# [Data for processing]
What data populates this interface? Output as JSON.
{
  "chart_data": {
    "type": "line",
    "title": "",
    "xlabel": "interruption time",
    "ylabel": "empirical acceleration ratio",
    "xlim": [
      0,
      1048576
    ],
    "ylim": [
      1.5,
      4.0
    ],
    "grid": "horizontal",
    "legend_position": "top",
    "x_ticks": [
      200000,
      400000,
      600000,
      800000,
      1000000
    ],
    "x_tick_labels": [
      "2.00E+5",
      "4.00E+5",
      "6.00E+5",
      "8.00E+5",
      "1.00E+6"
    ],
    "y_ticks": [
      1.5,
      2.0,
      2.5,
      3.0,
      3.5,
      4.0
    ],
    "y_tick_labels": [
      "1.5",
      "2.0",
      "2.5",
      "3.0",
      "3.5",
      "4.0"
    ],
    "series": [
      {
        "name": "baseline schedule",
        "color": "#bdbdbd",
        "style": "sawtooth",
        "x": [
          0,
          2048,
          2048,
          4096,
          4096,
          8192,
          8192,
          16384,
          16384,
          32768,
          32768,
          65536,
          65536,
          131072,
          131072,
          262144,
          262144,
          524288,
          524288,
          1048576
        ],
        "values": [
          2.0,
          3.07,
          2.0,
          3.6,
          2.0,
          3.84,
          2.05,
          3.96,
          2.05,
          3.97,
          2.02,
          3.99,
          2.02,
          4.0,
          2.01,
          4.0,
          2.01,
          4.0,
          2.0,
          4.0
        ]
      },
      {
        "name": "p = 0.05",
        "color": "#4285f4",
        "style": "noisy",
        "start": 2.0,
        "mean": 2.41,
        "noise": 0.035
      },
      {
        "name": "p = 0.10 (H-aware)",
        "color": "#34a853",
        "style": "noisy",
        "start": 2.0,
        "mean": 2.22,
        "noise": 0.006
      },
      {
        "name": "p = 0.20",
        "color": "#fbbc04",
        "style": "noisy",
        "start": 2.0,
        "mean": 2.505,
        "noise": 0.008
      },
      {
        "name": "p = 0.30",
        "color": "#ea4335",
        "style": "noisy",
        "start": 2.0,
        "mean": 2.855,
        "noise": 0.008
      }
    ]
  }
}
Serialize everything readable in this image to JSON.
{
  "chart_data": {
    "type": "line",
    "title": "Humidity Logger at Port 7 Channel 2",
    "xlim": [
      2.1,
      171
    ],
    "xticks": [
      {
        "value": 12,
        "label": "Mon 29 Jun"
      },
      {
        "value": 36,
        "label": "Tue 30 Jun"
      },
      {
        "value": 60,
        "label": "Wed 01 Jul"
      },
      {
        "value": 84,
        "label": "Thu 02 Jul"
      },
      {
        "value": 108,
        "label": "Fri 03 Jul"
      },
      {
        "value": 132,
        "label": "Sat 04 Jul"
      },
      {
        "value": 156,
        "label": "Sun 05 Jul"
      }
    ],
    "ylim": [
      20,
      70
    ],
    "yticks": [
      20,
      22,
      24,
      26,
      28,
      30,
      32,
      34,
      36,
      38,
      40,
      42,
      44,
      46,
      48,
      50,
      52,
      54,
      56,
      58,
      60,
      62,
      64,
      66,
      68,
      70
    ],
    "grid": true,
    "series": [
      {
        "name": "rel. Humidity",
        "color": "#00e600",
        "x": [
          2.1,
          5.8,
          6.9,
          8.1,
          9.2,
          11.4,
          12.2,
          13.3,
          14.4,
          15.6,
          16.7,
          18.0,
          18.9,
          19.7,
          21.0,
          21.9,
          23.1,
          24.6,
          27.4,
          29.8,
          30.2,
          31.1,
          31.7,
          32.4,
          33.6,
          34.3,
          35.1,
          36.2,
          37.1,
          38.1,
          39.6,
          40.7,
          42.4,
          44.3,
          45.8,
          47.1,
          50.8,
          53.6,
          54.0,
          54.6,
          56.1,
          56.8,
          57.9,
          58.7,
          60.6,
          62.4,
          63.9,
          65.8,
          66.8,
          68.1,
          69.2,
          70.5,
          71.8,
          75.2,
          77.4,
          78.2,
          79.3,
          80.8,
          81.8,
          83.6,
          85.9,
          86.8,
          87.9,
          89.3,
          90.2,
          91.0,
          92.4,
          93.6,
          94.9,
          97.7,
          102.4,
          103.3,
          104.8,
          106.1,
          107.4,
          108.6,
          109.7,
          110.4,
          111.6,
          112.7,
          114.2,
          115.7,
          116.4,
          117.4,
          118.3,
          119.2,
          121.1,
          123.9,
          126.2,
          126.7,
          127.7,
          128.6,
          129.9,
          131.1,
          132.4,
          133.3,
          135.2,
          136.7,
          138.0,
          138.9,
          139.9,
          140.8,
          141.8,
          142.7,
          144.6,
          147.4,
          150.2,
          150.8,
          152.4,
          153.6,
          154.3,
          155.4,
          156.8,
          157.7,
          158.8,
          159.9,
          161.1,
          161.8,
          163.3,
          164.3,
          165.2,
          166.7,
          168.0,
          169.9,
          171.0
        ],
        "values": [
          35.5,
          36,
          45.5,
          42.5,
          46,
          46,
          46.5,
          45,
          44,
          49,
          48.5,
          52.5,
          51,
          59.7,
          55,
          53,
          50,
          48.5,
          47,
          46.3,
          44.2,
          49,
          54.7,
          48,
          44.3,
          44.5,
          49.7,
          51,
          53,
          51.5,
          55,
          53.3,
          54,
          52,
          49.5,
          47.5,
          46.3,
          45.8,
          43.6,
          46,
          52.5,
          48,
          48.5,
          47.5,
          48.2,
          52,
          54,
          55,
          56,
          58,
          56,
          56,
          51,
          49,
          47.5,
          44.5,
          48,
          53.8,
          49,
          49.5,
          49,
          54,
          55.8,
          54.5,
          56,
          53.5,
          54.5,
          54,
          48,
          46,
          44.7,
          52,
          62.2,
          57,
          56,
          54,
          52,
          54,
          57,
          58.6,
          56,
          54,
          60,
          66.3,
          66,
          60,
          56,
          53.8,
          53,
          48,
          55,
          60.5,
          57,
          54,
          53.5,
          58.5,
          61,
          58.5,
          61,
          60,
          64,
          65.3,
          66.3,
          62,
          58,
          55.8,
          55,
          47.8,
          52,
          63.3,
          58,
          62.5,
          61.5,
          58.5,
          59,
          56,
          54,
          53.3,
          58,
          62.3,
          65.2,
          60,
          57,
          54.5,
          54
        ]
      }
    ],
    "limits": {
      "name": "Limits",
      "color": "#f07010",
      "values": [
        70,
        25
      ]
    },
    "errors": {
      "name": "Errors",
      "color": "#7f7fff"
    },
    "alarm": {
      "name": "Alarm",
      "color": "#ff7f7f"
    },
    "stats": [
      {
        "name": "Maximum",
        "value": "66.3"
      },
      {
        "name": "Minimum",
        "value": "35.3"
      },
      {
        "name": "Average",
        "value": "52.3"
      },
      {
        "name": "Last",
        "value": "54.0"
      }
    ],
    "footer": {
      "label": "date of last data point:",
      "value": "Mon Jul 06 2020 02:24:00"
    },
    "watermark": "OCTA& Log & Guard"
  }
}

# [Task statement]
Every line of the data above should be copied exactly.

# [Exercise answer]
What data populates this interface? Output as JSON.
{
  "chart_data": {
    "type": "line",
    "title": "",
    "xlabel": "interruption time",
    "ylabel": "empirical acceleration ratio",
    "xlim": [
      0,
      1048576
    ],
    "ylim": [
      1.5,
      4.0
    ],
    "grid": "horizontal",
    "legend_position": "top",
    "x_ticks": [
      200000,
      400000,
      600000,
      800000,
      1000000
    ],
    "x_tick_labels": [
      "2.00E+5",
      "4.00E+5",
      "6.00E+5",
      "8.00E+5",
      "1.00E+6"
    ],
    "y_ticks": [
      1.5,
      2.0,
      2.5,
      3.0,
      3.5,
      4.0
    ],
    "y_tick_labels": [
      "1.5",
      "2.0",
      "2.5",
      "3.0",
      "3.5",
      "4.0"
    ],
    "series": [
      {
        "name": "baseline schedule",
        "color": "#bdbdbd",
        "style": "sawtooth",
        "x": [
          0,
          2048,
          2048,
          4096,
          4096,
          8192,
          8192,
          16384,
          16384,
          32768,
          32768,
          65536,
          65536,
          131072,
          131072,
          262144,
          262144,
          524288,
          524288,
          1048576
        ],
        "values": [
          2.0,
          3.07,
          2.0,
          3.6,
          2.0,
          3.84,
          2.05,
          3.96,
          2.05,
          3.97,
          2.02,
          3.99,
          2.02,
          4.0,
          2.01,
          4.0,
          2.01,
          4.0,
          2.0,
          4.0
        ]
      },
      {
        "name": "p = 0.05",
        "color": "#4285f4",
        "style": "noisy",
        "start": 2.0,
        "mean": 2.41,
        "noise": 0.035
      },
      {
        "name": "p = 0.10 (H-aware)",
        "color": "#34a853",
        "style": "noisy",
        "start": 2.0,
        "mean": 2.22,
        "noise": 0.006
      },
      {
        "name": "p = 0.20",
        "color": "#fbbc04",
        "style": "noisy",
        "start": 2.0,
        "mean": 2.505,
        "noise": 0.008
      },
      {
        "name": "p = 0.30",
        "color": "#ea4335",
        "style": "noisy",
        "start": 2.0,
        "mean": 2.855,
        "noise": 0.008
      }
    ]
  }
}
Serialize everything readable in this image to JSON.
{
  "chart_data": {
    "type": "line",
    "title": "Humidity Logger at Port 7 Channel 2",
    "xlim": [
      2.1,
      171
    ],
    "xticks": [
      {
        "value": 12,
        "label": "Mon 29 Jun"
      },
      {
        "value": 36,
        "label": "Tue 30 Jun"
      },
      {
        "value": 60,
        "label": "Wed 01 Jul"
      },
      {
        "value": 84,
        "label": "Thu 02 Jul"
      },
      {
        "value": 108,
        "label": "Fri 03 Jul"
      },
      {
        "value": 132,
        "label": "Sat 04 Jul"
      },
      {
        "value": 156,
        "label": "Sun 05 Jul"
      }
    ],
    "ylim": [
      20,
      70
    ],
    "yticks": [
      20,
      22,
      24,
      26,
      28,
      30,
      32,
      34,
      36,
      38,
      40,
      42,
      44,
      46,
      48,
      50,
      52,
      54,
      56,
      58,
      60,
      62,
      64,
      66,
      68,
      70
    ],
    "grid": true,
    "series": [
      {
        "name": "rel. Humidity",
        "color": "#00e600",
        "x": [
          2.1,
          5.8,
          6.9,
          8.1,
          9.2,
          11.4,
          12.2,
          13.3,
          14.4,
          15.6,
          16.7,
          18.0,
          18.9,
          19.7,
          21.0,
          21.9,
          23.1,
          24.6,
          27.4,
          29.8,
          30.2,
          31.1,
          31.7,
          32.4,
          33.6,
          34.3,
          35.1,
          36.2,
          37.1,
          38.1,
          39.6,
          40.7,
          42.4,
          44.3,
          45.8,
          47.1,
          50.8,
          53.6,
          54.0,
          54.6,
          56.1,
          56.8,
          57.9,
          58.7,
          60.6,
          62.4,
          63.9,
          65.8,
          66.8,
          68.1,
          69.2,
          70.5,
          71.8,
          75.2,
          77.4,
          78.2,
          79.3,
          80.8,
          81.8,
          83.6,
          85.9,
          86.8,
          87.9,
          89.3,
          90.2,
          91.0,
          92.4,
          93.6,
          94.9,
          97.7,
          102.4,
          103.3,
          104.8,
          106.1,
          107.4,
          108.6,
          109.7,
          110.4,
          111.6,
          112.7,
          114.2,
          115.7,
          116.4,
          117.4,
          118.3,
          119.2,
          121.1,
          123.9,
          126.2,
          126.7,
          127.7,
          128.6,
          129.9,
          131.1,
          132.4,
          133.3,
          135.2,
          136.7,
          138.0,
          138.9,
          139.9,
          140.8,
          141.8,
          142.7,
          144.6,
          147.4,
          150.2,
          150.8,
          152.4,
          153.6,
          154.3,
          155.4,
          156.8,
          157.7,
          158.8,
          159.9,
          161.1,
          161.8,
          163.3,
          164.3,
          165.2,
          166.7,
          168.0,
          169.9,
          171.0
        ],
        "values": [
          35.5,
          36,
          45.5,
          42.5,
          46,
          46,
          46.5,
          45,
          44,
          49,
          48.5,
          52.5,
          51,
          59.7,
          55,
          53,
          50,
          48.5,
          47,
          46.3,
          44.2,
          49,
          54.7,
          48,
          44.3,
          44.5,
          49.7,
          51,
          53,
          51.5,
          55,
          53.3,
          54,
          52,
          49.5,
          47.5,
          46.3,
          45.8,
          43.6,
          46,
          52.5,
          48,
          48.5,
          47.5,
          48.2,
          52,
          54,
          55,
          56,
          58,
          56,
          56,
          51,
          49,
          47.5,
          44.5,
          48,
          53.8,
          49,
          49.5,
          49,
          54,
          55.8,
          54.5,
          56,
          53.5,
          54.5,
          54,
          48,
          46,
          44.7,
          52,
          62.2,
          57,
          56,
          54,
          52,
          54,
          57,
          58.6,
          56,
          54,
          60,
          66.3,
          66,
          60,
          56,
          53.8,
          53,
          48,
          55,
          60.5,
          57,
          54,
          53.5,
          58.5,
          61,
          58.5,
          61,
          60,
          64,
          65.3,
          66.3,
          62,
          58,
          55.8,
          55,
          47.8,
          52,
          63.3,
          58,
          62.5,
          61.5,
          58.5,
          59,
          56,
          54,
          53.3,
          58,
          62.3,
          65.2,
          60,
          57,
          54.5,
          54
        ]
      }
    ],
    "limits": {
      "name": "Limits",
      "color": "#f07010",
      "values": [
        70,
        25
      ]
    },
    "errors": {
      "name": "Errors",
      "color": "#7f7fff"
    },
    "alarm": {
      "name": "Alarm",
      "color": "#ff7f7f"
    },
    "stats": [
      {
        "name": "Maximum",
        "value": "66.3"
      },
      {
        "name": "Minimum",
        "value": "35.3"
      },
      {
        "name": "Average",
        "value": "52.3"
      },
      {
        "name": "Last",
        "value": "54.0"
      }
    ],
    "footer": {
      "label": "date of last data point:",
      "value": "Mon Jul 06 2020 02:24:00"
    },
    "watermark": "OCTA& Log & Guard"
  }
}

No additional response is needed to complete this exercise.